■ **REQUIREMENTS**: Note each line where "oder" appears, and copy it.

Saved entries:
%%
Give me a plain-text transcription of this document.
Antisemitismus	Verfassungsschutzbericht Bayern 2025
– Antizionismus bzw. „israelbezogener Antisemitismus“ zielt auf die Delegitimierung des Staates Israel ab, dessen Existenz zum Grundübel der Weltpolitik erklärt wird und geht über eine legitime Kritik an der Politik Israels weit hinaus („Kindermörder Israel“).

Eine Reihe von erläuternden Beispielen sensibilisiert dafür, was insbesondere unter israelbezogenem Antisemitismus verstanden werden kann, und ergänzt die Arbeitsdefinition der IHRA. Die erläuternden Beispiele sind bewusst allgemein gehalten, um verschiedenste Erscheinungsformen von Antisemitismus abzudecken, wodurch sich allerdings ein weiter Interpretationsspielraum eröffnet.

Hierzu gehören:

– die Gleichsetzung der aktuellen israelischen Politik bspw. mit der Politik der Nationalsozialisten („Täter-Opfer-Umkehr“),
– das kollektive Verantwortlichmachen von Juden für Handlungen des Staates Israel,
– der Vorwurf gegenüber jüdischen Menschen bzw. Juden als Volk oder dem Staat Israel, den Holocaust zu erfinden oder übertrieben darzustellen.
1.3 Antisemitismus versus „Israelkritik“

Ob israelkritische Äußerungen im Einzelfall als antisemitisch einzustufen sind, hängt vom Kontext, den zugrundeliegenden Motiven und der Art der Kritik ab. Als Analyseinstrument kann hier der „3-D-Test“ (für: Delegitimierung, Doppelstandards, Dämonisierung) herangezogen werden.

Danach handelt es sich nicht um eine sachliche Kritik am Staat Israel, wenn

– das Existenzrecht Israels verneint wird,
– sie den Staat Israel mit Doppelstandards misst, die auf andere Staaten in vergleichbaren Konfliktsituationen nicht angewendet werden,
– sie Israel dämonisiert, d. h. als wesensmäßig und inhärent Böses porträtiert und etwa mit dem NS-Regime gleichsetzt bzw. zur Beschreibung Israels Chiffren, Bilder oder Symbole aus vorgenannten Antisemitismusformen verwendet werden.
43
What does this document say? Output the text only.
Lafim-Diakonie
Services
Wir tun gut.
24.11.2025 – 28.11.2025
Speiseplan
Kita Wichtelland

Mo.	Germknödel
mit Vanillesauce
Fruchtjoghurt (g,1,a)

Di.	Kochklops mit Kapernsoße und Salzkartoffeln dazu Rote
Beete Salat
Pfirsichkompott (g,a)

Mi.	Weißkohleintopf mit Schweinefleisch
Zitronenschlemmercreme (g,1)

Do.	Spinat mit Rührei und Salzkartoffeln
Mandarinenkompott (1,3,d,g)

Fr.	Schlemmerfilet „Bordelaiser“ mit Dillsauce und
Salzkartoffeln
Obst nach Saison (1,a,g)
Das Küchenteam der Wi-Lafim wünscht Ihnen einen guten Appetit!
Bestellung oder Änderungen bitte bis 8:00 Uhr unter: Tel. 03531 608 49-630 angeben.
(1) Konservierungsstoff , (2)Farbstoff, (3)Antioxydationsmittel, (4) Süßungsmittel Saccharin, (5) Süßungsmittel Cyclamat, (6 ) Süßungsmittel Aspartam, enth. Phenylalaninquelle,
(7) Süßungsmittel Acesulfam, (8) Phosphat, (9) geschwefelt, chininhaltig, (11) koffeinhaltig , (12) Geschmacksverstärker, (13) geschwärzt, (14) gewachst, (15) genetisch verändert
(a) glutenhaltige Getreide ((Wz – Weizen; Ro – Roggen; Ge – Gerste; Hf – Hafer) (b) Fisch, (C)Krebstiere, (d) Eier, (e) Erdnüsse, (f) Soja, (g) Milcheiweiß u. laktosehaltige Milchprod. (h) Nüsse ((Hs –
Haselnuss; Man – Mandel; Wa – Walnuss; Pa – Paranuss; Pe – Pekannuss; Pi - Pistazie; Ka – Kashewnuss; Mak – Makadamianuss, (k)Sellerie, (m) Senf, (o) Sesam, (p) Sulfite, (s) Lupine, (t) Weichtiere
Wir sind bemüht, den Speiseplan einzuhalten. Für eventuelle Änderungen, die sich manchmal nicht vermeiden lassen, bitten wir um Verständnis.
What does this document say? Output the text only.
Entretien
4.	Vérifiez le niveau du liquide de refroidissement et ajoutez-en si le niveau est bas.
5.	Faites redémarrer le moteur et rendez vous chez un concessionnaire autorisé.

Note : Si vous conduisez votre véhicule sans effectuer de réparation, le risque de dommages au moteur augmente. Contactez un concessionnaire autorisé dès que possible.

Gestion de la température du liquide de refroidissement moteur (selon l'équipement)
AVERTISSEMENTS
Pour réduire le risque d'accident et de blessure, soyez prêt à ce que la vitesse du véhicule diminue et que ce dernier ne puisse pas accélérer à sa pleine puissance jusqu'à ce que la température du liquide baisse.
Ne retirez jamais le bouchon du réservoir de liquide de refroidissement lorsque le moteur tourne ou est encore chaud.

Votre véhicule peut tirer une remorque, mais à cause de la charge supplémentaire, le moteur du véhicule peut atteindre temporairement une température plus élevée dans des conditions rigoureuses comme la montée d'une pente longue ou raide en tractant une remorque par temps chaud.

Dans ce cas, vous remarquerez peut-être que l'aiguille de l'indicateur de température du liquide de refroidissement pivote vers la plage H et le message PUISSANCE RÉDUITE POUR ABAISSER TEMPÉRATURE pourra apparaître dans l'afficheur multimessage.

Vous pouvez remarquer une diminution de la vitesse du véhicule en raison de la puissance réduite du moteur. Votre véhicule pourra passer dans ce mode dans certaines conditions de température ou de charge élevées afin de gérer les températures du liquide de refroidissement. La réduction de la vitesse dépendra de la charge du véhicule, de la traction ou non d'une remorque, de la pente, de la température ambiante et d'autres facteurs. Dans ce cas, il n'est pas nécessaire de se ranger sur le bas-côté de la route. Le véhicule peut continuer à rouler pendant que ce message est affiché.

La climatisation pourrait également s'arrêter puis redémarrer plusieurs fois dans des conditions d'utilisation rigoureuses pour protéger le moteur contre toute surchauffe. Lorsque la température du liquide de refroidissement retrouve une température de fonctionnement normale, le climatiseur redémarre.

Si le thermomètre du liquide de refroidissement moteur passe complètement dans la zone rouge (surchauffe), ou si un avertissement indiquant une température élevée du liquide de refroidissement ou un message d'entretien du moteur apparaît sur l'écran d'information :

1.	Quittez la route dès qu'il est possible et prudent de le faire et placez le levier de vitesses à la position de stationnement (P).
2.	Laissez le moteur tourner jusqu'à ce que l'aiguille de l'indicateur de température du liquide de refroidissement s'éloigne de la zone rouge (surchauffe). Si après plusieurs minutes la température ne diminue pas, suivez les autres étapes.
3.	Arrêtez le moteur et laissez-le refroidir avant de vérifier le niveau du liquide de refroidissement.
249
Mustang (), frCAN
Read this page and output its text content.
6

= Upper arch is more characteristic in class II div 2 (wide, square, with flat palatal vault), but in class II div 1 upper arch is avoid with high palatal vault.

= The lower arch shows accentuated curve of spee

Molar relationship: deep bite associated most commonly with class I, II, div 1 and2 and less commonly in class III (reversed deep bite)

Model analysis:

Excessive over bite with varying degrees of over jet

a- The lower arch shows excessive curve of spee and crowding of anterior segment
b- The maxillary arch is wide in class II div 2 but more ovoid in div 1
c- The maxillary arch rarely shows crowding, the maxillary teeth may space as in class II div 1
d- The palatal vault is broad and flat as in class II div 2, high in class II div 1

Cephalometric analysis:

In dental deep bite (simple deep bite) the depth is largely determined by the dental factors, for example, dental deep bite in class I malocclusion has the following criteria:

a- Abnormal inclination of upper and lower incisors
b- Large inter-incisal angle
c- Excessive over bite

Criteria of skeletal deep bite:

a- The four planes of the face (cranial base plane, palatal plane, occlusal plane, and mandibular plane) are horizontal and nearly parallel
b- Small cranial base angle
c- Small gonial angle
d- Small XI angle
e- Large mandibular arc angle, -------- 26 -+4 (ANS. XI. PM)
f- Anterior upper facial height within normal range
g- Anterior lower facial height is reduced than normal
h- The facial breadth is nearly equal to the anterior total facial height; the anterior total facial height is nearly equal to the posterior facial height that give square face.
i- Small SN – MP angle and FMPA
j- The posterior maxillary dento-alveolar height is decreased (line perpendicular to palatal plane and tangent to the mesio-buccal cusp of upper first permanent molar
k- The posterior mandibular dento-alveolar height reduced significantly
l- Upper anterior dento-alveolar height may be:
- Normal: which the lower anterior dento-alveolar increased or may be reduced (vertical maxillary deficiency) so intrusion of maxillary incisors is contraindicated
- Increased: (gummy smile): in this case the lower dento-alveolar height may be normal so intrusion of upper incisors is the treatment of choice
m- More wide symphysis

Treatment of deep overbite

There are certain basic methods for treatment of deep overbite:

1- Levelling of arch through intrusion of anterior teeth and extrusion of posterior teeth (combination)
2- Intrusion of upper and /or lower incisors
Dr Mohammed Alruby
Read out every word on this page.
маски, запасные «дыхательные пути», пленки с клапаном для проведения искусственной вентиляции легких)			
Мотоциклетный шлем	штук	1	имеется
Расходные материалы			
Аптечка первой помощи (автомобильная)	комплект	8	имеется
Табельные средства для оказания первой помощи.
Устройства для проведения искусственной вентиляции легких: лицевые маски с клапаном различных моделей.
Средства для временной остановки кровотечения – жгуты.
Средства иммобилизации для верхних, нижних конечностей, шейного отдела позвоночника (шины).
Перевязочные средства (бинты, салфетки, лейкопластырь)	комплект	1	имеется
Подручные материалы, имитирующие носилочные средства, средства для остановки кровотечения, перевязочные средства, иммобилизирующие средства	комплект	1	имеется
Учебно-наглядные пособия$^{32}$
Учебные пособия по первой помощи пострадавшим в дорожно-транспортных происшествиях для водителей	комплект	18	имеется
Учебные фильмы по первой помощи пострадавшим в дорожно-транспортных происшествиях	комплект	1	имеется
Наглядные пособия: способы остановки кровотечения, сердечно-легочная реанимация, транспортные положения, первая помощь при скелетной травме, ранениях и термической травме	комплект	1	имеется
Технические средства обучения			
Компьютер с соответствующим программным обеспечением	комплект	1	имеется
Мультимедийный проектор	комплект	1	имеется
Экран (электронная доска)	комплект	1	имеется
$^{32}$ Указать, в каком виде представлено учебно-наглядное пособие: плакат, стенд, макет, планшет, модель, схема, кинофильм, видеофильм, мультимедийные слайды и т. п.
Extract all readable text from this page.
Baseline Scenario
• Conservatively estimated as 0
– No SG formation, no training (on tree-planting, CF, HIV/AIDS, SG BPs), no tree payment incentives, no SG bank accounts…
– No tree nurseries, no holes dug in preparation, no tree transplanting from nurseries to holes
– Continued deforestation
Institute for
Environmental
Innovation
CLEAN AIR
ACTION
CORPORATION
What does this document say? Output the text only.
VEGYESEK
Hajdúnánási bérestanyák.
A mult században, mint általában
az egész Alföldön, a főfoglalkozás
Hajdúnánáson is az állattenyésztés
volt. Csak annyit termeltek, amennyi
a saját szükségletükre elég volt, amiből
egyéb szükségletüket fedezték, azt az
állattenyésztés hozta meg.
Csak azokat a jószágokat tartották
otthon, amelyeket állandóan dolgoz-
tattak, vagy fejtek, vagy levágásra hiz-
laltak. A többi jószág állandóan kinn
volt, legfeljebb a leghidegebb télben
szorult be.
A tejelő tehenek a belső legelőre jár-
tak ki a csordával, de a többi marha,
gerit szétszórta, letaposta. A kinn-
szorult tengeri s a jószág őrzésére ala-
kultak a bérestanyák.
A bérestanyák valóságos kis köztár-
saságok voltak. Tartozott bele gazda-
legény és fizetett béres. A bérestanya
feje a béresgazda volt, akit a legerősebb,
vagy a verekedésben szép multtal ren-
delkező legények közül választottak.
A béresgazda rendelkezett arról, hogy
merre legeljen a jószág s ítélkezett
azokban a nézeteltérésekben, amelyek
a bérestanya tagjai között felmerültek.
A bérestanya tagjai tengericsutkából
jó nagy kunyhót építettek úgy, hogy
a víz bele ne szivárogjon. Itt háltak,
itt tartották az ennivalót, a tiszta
%%
■ **TASK ANSWER**:
– der Vorwurf gegenüber jüdischen Menschen bzw. Juden als Volk oder dem Staat Israel, den Holocaust zu erfinden oder übertrieben darzustellen.
– sie Israel dämonisiert, d. h. als wesensmäßig und inhärent Böses porträtiert und etwa mit dem NS-Regime gleichsetzt bzw. zur Beschreibung Israels Chiffren, Bilder oder Symbole aus vorgenannten Antisemitismusformen verwendet werden.
Bestellung oder Änderungen bitte bis 8:00 Uhr unter: Tel. 03531 608 49-630 angeben.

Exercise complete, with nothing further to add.